**WORK TO BE COMPLETED**
Reproduce the entries word for word, starting at the very first line and ending at the line that contains "x-tick-label: 1995 <box>491 671 553 702</box>", with both of those lines included.

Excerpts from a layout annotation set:
------------------------------------

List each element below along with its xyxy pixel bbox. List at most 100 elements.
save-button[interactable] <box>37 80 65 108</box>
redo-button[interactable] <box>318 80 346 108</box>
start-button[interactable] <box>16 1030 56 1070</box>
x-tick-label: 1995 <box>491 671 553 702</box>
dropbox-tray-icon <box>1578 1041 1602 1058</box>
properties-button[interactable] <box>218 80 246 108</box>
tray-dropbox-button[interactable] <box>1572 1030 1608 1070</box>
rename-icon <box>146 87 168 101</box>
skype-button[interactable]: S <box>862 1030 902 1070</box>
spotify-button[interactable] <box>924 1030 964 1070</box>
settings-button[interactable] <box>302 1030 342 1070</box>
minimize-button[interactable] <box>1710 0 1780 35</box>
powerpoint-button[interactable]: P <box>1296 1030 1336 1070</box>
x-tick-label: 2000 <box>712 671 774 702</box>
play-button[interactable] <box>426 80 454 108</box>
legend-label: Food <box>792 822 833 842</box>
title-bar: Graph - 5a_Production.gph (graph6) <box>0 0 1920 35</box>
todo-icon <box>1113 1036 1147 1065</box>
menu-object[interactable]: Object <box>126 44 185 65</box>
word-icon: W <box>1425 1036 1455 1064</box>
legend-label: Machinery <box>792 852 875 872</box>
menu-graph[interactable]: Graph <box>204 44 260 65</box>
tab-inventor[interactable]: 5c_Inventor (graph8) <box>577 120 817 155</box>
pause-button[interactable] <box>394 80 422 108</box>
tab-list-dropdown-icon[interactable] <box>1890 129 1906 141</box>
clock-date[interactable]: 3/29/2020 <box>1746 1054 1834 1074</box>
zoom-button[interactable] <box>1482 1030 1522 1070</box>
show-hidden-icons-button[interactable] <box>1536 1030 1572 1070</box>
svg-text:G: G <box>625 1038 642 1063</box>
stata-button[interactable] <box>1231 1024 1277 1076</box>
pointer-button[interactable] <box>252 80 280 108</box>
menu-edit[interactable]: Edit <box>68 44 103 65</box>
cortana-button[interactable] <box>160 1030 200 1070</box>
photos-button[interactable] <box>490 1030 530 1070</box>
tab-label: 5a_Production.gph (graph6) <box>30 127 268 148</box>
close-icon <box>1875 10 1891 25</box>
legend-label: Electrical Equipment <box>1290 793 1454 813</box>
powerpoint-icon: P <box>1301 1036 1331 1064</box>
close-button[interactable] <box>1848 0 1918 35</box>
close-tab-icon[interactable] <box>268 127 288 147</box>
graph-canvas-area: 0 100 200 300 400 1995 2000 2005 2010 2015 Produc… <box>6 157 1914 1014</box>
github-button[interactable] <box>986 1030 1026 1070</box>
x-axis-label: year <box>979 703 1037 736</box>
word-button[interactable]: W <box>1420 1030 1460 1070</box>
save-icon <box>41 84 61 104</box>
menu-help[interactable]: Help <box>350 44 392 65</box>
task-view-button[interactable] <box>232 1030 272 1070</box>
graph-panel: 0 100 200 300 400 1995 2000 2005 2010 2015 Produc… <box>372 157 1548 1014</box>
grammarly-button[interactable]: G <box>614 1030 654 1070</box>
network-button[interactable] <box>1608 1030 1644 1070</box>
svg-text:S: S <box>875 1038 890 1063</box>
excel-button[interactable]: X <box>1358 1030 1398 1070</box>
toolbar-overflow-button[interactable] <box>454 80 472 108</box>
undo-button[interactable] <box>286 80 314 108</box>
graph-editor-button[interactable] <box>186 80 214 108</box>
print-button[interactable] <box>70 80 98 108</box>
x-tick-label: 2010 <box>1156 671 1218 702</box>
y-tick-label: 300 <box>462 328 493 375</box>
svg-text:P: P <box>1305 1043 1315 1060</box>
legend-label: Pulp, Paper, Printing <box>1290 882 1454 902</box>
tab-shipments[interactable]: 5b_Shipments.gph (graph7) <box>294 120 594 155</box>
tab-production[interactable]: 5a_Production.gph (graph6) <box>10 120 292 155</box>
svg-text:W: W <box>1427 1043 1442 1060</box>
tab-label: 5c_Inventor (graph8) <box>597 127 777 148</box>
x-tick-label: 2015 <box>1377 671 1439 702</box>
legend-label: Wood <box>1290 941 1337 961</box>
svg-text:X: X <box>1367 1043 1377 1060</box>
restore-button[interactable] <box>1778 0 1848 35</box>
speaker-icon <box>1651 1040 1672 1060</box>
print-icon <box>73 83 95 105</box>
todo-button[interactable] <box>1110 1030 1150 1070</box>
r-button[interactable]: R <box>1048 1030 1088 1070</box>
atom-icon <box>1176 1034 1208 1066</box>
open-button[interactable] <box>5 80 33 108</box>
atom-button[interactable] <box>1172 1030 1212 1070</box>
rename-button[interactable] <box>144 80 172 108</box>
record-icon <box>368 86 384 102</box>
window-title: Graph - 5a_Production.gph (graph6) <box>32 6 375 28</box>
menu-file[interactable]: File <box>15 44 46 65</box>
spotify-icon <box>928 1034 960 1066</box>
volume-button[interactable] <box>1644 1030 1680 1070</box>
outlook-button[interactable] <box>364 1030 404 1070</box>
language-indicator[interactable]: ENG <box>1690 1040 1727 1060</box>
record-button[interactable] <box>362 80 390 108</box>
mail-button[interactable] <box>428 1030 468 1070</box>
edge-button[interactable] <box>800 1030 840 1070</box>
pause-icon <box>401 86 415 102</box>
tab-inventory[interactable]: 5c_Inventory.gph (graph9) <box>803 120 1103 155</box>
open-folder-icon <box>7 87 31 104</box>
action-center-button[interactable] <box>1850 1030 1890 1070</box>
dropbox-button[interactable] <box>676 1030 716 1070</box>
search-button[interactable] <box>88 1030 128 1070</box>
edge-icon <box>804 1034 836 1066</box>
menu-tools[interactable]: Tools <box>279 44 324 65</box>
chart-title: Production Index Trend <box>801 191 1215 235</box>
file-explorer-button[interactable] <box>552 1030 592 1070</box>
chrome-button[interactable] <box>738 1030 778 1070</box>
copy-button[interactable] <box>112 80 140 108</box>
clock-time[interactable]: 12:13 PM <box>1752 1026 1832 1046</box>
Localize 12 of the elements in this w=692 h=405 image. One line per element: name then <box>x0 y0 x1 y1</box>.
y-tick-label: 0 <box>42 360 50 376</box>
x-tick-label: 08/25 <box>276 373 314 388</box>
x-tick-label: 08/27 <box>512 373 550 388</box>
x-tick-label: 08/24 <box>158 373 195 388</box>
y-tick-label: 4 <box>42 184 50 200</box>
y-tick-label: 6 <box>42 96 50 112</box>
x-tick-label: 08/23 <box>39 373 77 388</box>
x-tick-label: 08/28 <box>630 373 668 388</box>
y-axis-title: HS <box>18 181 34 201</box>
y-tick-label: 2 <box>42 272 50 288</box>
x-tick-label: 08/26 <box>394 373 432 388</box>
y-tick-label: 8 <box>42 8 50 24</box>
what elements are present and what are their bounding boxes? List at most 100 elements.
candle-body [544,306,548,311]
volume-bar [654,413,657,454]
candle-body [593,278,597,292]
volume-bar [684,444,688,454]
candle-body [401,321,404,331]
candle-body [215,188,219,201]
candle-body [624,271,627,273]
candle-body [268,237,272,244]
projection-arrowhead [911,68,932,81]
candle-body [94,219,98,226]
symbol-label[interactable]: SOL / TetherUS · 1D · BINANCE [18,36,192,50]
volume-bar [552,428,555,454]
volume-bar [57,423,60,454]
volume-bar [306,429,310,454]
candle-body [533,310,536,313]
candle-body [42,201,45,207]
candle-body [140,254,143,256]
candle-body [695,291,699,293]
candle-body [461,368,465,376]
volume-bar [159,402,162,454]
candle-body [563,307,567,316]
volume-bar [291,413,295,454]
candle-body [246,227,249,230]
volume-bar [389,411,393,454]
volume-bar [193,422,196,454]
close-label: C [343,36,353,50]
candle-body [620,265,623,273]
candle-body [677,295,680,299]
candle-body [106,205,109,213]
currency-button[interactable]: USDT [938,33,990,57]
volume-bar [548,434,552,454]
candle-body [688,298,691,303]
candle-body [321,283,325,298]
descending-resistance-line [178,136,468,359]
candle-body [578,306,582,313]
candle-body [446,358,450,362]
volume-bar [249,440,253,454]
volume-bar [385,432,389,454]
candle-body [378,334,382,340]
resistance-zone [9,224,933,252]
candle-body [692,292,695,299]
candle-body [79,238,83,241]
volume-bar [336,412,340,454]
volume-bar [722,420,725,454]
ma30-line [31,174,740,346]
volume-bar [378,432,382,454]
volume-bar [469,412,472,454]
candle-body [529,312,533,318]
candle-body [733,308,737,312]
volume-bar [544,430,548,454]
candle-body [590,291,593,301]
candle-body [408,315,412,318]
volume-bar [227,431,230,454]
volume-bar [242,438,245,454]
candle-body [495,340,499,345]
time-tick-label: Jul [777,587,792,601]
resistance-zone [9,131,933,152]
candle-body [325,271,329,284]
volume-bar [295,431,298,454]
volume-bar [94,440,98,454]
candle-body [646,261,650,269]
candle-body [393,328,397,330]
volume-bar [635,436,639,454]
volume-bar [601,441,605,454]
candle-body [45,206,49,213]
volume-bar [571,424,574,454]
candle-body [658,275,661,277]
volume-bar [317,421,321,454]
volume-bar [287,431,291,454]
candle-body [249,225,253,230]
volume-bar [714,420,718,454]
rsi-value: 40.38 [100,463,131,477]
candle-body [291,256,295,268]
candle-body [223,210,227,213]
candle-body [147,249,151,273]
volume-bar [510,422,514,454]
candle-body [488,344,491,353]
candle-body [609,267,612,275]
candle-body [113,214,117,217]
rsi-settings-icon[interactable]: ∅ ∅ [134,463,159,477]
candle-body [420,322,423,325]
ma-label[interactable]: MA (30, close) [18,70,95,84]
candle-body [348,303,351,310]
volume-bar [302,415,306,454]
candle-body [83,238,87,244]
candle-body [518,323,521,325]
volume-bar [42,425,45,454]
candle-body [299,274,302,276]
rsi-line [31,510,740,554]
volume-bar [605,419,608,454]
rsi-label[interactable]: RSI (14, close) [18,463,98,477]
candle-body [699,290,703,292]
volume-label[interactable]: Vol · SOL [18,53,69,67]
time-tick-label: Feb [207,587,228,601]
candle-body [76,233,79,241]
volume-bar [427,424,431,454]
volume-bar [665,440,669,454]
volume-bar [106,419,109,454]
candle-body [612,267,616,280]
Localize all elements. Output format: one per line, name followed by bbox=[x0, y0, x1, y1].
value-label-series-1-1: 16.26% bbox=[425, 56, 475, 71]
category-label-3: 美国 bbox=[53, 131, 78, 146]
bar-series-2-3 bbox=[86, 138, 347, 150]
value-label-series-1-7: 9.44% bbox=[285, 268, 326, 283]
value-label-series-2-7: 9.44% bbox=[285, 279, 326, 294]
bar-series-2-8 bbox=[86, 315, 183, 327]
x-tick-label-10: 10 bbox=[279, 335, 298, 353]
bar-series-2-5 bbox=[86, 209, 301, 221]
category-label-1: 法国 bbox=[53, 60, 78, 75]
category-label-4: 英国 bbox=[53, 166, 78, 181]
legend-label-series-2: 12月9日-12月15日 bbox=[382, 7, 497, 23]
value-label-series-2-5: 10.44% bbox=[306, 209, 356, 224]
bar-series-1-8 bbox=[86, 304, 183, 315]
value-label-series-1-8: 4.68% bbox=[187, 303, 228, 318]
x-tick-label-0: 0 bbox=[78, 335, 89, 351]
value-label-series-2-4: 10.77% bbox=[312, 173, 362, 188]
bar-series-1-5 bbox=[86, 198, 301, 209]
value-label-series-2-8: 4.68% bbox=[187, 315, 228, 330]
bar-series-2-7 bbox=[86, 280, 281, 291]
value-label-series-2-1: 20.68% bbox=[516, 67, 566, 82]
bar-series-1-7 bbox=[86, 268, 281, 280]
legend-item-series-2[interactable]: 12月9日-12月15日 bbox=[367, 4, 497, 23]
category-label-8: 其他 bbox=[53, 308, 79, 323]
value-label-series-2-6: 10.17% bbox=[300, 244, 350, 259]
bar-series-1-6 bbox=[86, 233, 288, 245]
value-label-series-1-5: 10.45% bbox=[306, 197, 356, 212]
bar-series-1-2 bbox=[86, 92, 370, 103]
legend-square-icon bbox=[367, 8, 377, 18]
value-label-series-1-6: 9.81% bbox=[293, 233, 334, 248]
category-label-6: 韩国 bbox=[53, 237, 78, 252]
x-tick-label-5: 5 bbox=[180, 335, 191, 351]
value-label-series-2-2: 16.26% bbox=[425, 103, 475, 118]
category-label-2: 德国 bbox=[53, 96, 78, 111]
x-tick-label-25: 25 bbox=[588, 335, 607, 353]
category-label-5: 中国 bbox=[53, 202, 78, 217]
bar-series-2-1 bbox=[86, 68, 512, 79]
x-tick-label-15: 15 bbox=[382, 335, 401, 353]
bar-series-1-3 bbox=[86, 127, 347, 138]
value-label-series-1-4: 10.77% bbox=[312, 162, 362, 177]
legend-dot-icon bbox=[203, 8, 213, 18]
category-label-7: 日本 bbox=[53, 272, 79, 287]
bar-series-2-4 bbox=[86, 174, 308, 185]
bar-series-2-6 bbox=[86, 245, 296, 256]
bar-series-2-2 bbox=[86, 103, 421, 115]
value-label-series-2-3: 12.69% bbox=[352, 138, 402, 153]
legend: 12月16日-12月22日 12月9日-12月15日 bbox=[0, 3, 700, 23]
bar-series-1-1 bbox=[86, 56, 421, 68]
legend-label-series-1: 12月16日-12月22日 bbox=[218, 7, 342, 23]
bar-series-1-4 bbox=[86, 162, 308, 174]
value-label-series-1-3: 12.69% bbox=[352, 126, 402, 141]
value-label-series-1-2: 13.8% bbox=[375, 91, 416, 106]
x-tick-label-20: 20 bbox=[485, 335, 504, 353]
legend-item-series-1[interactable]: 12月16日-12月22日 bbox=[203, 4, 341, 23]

------------------------------------

**FINISHED TASK**
List each element below along with its xyxy pixel bbox. List at most 100 elements.
save-button[interactable] <box>37 80 65 108</box>
redo-button[interactable] <box>318 80 346 108</box>
start-button[interactable] <box>16 1030 56 1070</box>
x-tick-label: 1995 <box>491 671 553 702</box>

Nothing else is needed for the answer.